EXERCISE.
Retype the records below exactly as they appear.

RECORDS FOR THE TASK.

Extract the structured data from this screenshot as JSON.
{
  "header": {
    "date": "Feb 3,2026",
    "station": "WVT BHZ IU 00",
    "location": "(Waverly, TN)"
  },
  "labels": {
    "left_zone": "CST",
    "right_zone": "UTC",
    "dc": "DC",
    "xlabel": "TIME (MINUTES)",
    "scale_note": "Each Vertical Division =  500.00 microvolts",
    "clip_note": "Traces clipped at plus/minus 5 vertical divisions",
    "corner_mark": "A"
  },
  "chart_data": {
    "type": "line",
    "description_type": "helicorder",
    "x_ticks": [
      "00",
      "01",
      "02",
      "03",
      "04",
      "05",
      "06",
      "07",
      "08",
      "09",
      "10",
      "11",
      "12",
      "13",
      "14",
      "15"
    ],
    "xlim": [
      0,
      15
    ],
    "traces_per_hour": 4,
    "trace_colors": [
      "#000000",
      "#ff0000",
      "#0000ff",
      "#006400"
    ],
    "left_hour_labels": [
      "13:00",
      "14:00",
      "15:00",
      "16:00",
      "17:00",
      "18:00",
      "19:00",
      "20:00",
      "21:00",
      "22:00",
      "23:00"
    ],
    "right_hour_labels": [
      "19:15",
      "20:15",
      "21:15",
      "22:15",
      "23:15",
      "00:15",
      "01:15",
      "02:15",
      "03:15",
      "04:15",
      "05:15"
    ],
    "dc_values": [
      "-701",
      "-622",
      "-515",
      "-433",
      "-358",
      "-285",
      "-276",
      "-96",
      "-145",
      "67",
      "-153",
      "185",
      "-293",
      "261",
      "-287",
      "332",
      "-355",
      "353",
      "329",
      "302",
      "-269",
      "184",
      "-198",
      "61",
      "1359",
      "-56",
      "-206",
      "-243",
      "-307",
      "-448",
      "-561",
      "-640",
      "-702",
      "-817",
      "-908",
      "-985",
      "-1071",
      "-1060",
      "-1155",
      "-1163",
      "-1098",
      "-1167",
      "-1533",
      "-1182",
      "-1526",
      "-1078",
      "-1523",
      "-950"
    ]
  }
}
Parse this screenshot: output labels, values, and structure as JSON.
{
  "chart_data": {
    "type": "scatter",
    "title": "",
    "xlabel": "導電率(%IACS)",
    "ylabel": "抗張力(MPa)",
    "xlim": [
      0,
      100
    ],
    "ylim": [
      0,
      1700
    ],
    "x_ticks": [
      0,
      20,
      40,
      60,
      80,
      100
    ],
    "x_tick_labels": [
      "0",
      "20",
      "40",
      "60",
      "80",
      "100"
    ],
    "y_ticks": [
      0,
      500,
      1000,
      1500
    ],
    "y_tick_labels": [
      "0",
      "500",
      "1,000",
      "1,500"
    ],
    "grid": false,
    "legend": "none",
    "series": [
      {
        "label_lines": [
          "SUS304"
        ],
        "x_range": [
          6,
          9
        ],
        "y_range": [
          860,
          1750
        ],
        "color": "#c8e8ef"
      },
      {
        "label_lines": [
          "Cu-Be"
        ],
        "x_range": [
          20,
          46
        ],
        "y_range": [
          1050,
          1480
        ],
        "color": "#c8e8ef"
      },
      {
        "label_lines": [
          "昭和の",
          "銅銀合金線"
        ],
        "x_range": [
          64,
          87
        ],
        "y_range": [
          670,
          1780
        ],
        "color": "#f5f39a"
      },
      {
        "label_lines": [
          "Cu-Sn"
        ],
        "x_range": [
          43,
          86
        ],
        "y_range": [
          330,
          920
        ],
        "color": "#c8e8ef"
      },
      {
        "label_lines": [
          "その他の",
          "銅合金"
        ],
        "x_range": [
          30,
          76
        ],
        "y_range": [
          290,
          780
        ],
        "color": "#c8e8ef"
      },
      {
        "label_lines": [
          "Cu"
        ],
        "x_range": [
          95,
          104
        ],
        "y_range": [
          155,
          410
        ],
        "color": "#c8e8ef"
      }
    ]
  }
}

COMPLETED EXERCISE.
Extract the structured data from this screenshot as JSON.
{
  "header": {
    "date": "Feb 3,2026",
    "station": "WVT BHZ IU 00",
    "location": "(Waverly, TN)"
  },
  "labels": {
    "left_zone": "CST",
    "right_zone": "UTC",
    "dc": "DC",
    "xlabel": "TIME (MINUTES)",
    "scale_note": "Each Vertical Division =  500.00 microvolts",
    "clip_note": "Traces clipped at plus/minus 5 vertical divisions",
    "corner_mark": "A"
  },
  "chart_data": {
    "type": "line",
    "description_type": "helicorder",
    "x_ticks": [
      "00",
      "01",
      "02",
      "03",
      "04",
      "05",
      "06",
      "07",
      "08",
      "09",
      "10",
      "11",
      "12",
      "13",
      "14",
      "15"
    ],
    "xlim": [
      0,
      15
    ],
    "traces_per_hour": 4,
    "trace_colors": [
      "#000000",
      "#ff0000",
      "#0000ff",
      "#006400"
    ],
    "left_hour_labels": [
      "13:00",
      "14:00",
      "15:00",
      "16:00",
      "17:00",
      "18:00",
      "19:00",
      "20:00",
      "21:00",
      "22:00",
      "23:00"
    ],
    "right_hour_labels": [
      "19:15",
      "20:15",
      "21:15",
      "22:15",
      "23:15",
      "00:15",
      "01:15",
      "02:15",
      "03:15",
      "04:15",
      "05:15"
    ],
    "dc_values": [
      "-701",
      "-622",
      "-515",
      "-433",
      "-358",
      "-285",
      "-276",
      "-96",
      "-145",
      "67",
      "-153",
      "185",
      "-293",
      "261",
      "-287",
      "332",
      "-355",
      "353",
      "329",
      "302",
      "-269",
      "184",
      "-198",
      "61",
      "1359",
      "-56",
      "-206",
      "-243",
      "-307",
      "-448",
      "-561",
      "-640",
      "-702",
      "-817",
      "-908",
      "-985",
      "-1071",
      "-1060",
      "-1155",
      "-1163",
      "-1098",
      "-1167",
      "-1533",
      "-1182",
      "-1526",
      "-1078",
      "-1523",
      "-950"
    ]
  }
}
Parse this screenshot: output labels, values, and structure as JSON.
{
  "chart_data": {
    "type": "scatter",
    "title": "",
    "xlabel": "導電率(%IACS)",
    "ylabel": "抗張力(MPa)",
    "xlim": [
      0,
      100
    ],
    "ylim": [
      0,
      1700
    ],
    "x_ticks": [
      0,
      20,
      40,
      60,
      80,
      100
    ],
    "x_tick_labels": [
      "0",
      "20",
      "40",
      "60",
      "80",
      "100"
    ],
    "y_ticks": [
      0,
      500,
      1000,
      1500
    ],
    "y_tick_labels": [
      "0",
      "500",
      "1,000",
      "1,500"
    ],
    "grid": false,
    "legend": "none",
    "series": [
      {
        "label_lines": [
          "SUS304"
        ],
        "x_range": [
          6,
          9
        ],
        "y_range": [
          860,
          1750
        ],
        "color": "#c8e8ef"
      },
      {
        "label_lines": [
          "Cu-Be"
        ],
        "x_range": [
          20,
          46
        ],
        "y_range": [
          1050,
          1480
        ],
        "color": "#c8e8ef"
      },
      {
        "label_lines": [
          "昭和の",
          "銅銀合金線"
        ],
        "x_range": [
          64,
          87
        ],
        "y_range": [
          670,
          1780
        ],
        "color": "#f5f39a"
      },
      {
        "label_lines": [
          "Cu-Sn"
        ],
        "x_range": [
          43,
          86
        ],
        "y_range": [
          330,
          920
        ],
        "color": "#c8e8ef"
      },
      {
        "label_lines": [
          "その他の",
          "銅合金"
        ],
        "x_range": [
          30,
          76
        ],
        "y_range": [
          290,
          780
        ],
        "color": "#c8e8ef"
      },
      {
        "label_lines": [
          "Cu"
        ],
        "x_range": [
          95,
          104
        ],
        "y_range": [
          155,
          410
        ],
        "color": "#c8e8ef"
      }
    ]
  }
}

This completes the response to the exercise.